Work to complete: Wherever the word "each" appears in a line, copy that line.

Data provided:
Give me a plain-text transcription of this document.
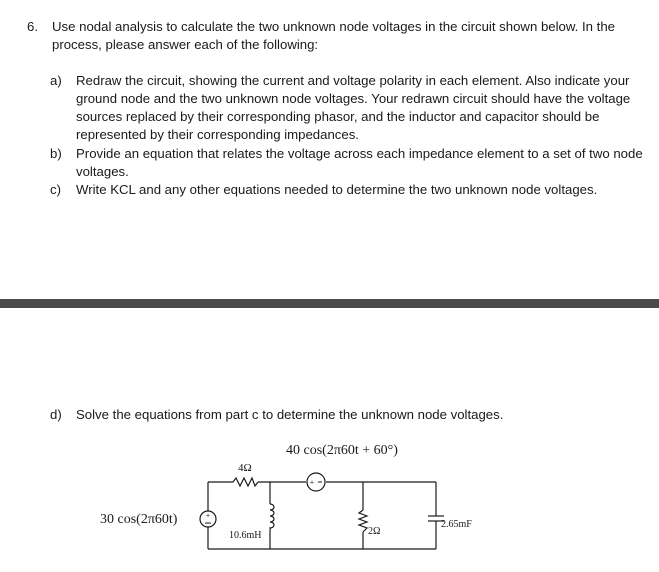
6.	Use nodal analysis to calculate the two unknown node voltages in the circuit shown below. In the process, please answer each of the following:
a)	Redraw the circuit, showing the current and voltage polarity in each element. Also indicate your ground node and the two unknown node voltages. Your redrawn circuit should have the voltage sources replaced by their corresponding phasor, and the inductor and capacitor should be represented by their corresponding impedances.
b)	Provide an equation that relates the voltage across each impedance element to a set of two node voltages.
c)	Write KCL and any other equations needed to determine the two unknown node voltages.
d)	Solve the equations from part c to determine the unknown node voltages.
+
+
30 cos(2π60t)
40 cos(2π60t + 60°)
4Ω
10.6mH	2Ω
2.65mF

Completed task:
6.	Use nodal analysis to calculate the two unknown node voltages in the circuit shown below. In the process, please answer each of the following:
a)	Redraw the circuit, showing the current and voltage polarity in each element. Also indicate your ground node and the two unknown node voltages. Your redrawn circuit should have the voltage sources replaced by their corresponding phasor, and the inductor and capacitor should be represented by their corresponding impedances.
b)	Provide an equation that relates the voltage across each impedance element to a set of two node voltages.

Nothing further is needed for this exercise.